REQUIRED WORK: Print the entries word for word, from the very first line through the line that contains "search-icon[interactable] — [389, 6, 399, 16]", with both of those lines included.

--*--

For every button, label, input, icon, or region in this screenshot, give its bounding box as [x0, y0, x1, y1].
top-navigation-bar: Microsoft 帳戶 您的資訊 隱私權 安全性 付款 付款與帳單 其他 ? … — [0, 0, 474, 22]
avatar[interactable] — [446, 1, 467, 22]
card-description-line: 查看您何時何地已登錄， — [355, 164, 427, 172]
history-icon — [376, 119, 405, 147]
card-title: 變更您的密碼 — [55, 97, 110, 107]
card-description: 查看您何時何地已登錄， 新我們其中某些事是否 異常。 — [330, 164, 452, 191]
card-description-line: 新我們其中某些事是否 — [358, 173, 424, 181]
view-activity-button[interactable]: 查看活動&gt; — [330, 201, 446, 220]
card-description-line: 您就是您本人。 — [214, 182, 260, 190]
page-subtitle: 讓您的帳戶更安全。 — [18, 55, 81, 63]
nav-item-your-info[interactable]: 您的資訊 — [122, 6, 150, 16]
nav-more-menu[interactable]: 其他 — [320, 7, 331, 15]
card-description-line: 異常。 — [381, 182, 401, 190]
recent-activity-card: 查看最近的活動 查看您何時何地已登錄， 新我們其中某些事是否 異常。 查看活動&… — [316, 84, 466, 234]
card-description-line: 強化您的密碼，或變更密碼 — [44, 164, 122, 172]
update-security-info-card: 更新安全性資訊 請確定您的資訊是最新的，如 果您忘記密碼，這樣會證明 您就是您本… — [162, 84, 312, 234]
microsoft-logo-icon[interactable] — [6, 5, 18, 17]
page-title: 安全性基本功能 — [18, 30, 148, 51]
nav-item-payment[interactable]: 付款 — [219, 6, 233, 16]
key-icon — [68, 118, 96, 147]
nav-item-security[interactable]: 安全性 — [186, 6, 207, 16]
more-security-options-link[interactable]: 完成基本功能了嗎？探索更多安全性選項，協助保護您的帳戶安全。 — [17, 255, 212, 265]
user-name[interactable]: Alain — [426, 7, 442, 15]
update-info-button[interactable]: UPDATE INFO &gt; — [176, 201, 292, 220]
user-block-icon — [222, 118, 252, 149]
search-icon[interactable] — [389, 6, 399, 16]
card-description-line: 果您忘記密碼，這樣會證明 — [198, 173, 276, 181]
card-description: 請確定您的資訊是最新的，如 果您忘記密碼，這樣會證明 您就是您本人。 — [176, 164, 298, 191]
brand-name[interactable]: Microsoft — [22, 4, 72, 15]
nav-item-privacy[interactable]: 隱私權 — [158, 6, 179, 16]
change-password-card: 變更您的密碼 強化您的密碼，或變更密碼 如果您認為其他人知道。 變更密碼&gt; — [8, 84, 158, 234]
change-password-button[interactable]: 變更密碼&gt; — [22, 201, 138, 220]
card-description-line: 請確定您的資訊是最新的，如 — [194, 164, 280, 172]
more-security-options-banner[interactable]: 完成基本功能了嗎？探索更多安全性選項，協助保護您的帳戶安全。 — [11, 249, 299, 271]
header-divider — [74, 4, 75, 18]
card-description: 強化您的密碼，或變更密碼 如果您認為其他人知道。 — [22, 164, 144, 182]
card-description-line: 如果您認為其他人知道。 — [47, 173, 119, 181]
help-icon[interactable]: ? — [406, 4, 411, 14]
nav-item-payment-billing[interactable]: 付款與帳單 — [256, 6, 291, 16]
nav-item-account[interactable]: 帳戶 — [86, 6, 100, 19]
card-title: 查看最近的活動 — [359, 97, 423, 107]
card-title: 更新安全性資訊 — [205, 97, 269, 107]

--*--

TASK RESPONSE:
For every button, label, input, icon, or region in this screenshot, give its bounding box as [x0, y0, x1, y1].
top-navigation-bar: Microsoft 帳戶 您的資訊 隱私權 安全性 付款 付款與帳單 其他 ? … — [0, 0, 474, 22]
avatar[interactable] — [446, 1, 467, 22]
card-description-line: 查看您何時何地已登錄， — [355, 164, 427, 172]
history-icon — [376, 119, 405, 147]
card-title: 變更您的密碼 — [55, 97, 110, 107]
card-description: 查看您何時何地已登錄， 新我們其中某些事是否 異常。 — [330, 164, 452, 191]
card-description-line: 新我們其中某些事是否 — [358, 173, 424, 181]
view-activity-button[interactable]: 查看活動&gt; — [330, 201, 446, 220]
card-description-line: 您就是您本人。 — [214, 182, 260, 190]
page-subtitle: 讓您的帳戶更安全。 — [18, 55, 81, 63]
nav-item-your-info[interactable]: 您的資訊 — [122, 6, 150, 16]
nav-more-menu[interactable]: 其他 — [320, 7, 331, 15]
card-description-line: 異常。 — [381, 182, 401, 190]
recent-activity-card: 查看最近的活動 查看您何時何地已登錄， 新我們其中某些事是否 異常。 查看活動&… — [316, 84, 466, 234]
card-description-line: 強化您的密碼，或變更密碼 — [44, 164, 122, 172]
update-security-info-card: 更新安全性資訊 請確定您的資訊是最新的，如 果您忘記密碼，這樣會證明 您就是您本… — [162, 84, 312, 234]
microsoft-logo-icon[interactable] — [6, 5, 18, 17]
page-title: 安全性基本功能 — [18, 30, 148, 51]
nav-item-payment[interactable]: 付款 — [219, 6, 233, 16]
key-icon — [68, 118, 96, 147]
nav-item-security[interactable]: 安全性 — [186, 6, 207, 16]
more-security-options-link[interactable]: 完成基本功能了嗎？探索更多安全性選項，協助保護您的帳戶安全。 — [17, 255, 212, 265]
user-name[interactable]: Alain — [426, 7, 442, 15]
update-info-button[interactable]: UPDATE INFO &gt; — [176, 201, 292, 220]
user-block-icon — [222, 118, 252, 149]
search-icon[interactable] — [389, 6, 399, 16]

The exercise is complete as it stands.